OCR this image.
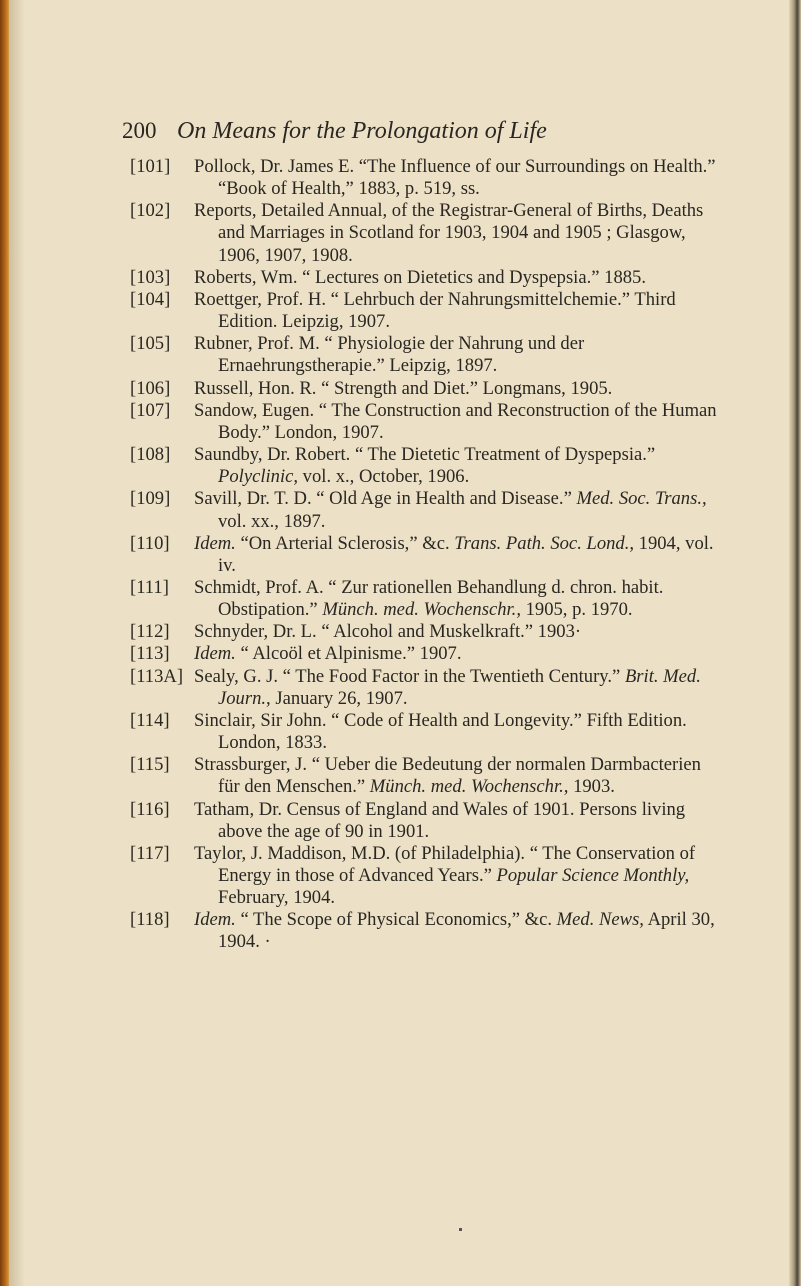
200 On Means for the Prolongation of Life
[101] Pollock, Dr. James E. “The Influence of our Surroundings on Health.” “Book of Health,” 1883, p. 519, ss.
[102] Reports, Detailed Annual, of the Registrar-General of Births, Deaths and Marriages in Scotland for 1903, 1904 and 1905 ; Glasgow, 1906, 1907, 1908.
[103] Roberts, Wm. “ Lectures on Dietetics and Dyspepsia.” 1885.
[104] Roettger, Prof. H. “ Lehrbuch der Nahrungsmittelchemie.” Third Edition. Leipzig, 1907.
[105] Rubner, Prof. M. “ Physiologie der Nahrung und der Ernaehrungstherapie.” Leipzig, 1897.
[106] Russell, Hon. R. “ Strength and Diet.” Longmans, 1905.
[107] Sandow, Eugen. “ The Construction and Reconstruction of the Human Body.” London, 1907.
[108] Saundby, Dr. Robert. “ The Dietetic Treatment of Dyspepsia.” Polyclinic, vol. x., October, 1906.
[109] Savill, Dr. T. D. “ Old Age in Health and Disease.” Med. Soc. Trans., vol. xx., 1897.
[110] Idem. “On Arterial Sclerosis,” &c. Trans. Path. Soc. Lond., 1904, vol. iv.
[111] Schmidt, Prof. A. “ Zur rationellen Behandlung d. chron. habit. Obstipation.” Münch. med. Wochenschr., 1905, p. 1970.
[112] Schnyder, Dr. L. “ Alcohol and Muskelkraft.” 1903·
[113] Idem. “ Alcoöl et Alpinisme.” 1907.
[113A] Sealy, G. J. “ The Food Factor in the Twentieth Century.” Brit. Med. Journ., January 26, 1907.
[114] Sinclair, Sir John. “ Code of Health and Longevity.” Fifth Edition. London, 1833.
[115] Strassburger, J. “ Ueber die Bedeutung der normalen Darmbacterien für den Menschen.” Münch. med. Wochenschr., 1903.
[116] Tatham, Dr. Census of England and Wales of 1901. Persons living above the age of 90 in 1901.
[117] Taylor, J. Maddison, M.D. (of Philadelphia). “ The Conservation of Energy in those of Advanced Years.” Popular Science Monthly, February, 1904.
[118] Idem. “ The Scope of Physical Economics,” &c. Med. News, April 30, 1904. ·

# AIM OF THE EXERCISE
Apply a filter to the listing above so that only lines with "Leipzig" are kept, and copy those lines.

# EXERCISE ANSWER
[104] Roettger, Prof. H. “ Lehrbuch der Nahrungsmittelchemie.” Third Edition. Leipzig, 1907.
[105] Rubner, Prof. M. “ Physiologie der Nahrung und der Ernaehrungstherapie.” Leipzig, 1897.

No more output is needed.